» Records for processing

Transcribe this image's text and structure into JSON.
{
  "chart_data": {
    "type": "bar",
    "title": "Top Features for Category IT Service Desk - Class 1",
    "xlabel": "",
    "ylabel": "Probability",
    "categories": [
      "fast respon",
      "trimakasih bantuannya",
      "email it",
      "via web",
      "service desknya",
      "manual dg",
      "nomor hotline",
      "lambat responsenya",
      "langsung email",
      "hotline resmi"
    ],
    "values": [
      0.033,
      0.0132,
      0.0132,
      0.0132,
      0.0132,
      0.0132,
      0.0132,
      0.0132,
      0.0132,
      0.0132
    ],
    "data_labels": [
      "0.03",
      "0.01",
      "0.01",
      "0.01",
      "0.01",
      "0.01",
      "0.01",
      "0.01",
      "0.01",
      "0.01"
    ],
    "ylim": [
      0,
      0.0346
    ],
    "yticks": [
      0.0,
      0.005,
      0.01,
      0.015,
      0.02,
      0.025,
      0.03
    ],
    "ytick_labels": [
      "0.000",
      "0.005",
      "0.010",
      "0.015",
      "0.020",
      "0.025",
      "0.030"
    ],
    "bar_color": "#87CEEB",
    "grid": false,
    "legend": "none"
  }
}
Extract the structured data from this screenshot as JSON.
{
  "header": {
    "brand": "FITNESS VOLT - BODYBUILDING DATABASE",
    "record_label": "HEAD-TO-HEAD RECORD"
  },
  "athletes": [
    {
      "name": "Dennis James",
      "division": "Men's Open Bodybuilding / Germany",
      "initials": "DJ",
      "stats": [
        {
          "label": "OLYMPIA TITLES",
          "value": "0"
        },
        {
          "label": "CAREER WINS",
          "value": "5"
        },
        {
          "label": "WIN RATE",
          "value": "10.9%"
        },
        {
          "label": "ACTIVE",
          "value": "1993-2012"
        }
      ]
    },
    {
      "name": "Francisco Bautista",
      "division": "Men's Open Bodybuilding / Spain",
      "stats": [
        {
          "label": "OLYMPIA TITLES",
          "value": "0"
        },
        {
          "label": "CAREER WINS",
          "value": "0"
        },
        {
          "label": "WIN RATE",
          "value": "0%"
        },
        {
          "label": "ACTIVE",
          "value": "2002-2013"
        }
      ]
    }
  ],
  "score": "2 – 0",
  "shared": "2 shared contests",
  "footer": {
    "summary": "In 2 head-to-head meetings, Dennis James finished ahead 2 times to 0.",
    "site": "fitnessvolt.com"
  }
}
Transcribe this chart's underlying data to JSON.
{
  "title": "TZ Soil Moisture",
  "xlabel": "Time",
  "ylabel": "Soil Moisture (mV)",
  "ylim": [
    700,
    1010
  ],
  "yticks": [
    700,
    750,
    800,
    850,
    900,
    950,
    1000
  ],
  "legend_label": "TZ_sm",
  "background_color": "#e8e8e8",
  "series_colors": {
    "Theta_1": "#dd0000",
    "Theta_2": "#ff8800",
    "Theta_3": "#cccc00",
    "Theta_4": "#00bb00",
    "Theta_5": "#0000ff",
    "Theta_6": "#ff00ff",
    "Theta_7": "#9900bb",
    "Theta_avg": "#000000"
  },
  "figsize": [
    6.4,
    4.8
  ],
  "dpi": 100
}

» Task instructions
Repeat every line of the material exactly as given.

» Final answer
Transcribe this image's text and structure into JSON.
{
  "chart_data": {
    "type": "bar",
    "title": "Top Features for Category IT Service Desk - Class 1",
    "xlabel": "",
    "ylabel": "Probability",
    "categories": [
      "fast respon",
      "trimakasih bantuannya",
      "email it",
      "via web",
      "service desknya",
      "manual dg",
      "nomor hotline",
      "lambat responsenya",
      "langsung email",
      "hotline resmi"
    ],
    "values": [
      0.033,
      0.0132,
      0.0132,
      0.0132,
      0.0132,
      0.0132,
      0.0132,
      0.0132,
      0.0132,
      0.0132
    ],
    "data_labels": [
      "0.03",
      "0.01",
      "0.01",
      "0.01",
      "0.01",
      "0.01",
      "0.01",
      "0.01",
      "0.01",
      "0.01"
    ],
    "ylim": [
      0,
      0.0346
    ],
    "yticks": [
      0.0,
      0.005,
      0.01,
      0.015,
      0.02,
      0.025,
      0.03
    ],
    "ytick_labels": [
      "0.000",
      "0.005",
      "0.010",
      "0.015",
      "0.020",
      "0.025",
      "0.030"
    ],
    "bar_color": "#87CEEB",
    "grid": false,
    "legend": "none"
  }
}
Extract the structured data from this screenshot as JSON.
{
  "header": {
    "brand": "FITNESS VOLT - BODYBUILDING DATABASE",
    "record_label": "HEAD-TO-HEAD RECORD"
  },
  "athletes": [
    {
      "name": "Dennis James",
      "division": "Men's Open Bodybuilding / Germany",
      "initials": "DJ",
      "stats": [
        {
          "label": "OLYMPIA TITLES",
          "value": "0"
        },
        {
          "label": "CAREER WINS",
          "value": "5"
        },
        {
          "label": "WIN RATE",
          "value": "10.9%"
        },
        {
          "label": "ACTIVE",
          "value": "1993-2012"
        }
      ]
    },
    {
      "name": "Francisco Bautista",
      "division": "Men's Open Bodybuilding / Spain",
      "stats": [
        {
          "label": "OLYMPIA TITLES",
          "value": "0"
        },
        {
          "label": "CAREER WINS",
          "value": "0"
        },
        {
          "label": "WIN RATE",
          "value": "0%"
        },
        {
          "label": "ACTIVE",
          "value": "2002-2013"
        }
      ]
    }
  ],
  "score": "2 – 0",
  "shared": "2 shared contests",
  "footer": {
    "summary": "In 2 head-to-head meetings, Dennis James finished ahead 2 times to 0.",
    "site": "fitnessvolt.com"
  }
}
Transcribe this chart's underlying data to JSON.
{
  "title": "TZ Soil Moisture",
  "xlabel": "Time",
  "ylabel": "Soil Moisture (mV)",
  "ylim": [
    700,
    1010
  ],
  "yticks": [
    700,
    750,
    800,
    850,
    900,
    950,
    1000
  ],
  "legend_label": "TZ_sm",
  "background_color": "#e8e8e8",
  "series_colors": {
    "Theta_1": "#dd0000",
    "Theta_2": "#ff8800",
    "Theta_3": "#cccc00",
    "Theta_4": "#00bb00",
    "Theta_5": "#0000ff",
    "Theta_6": "#ff00ff",
    "Theta_7": "#9900bb",
    "Theta_avg": "#000000"
  },
  "figsize": [
    6.4,
    4.8
  ],
  "dpi": 100
}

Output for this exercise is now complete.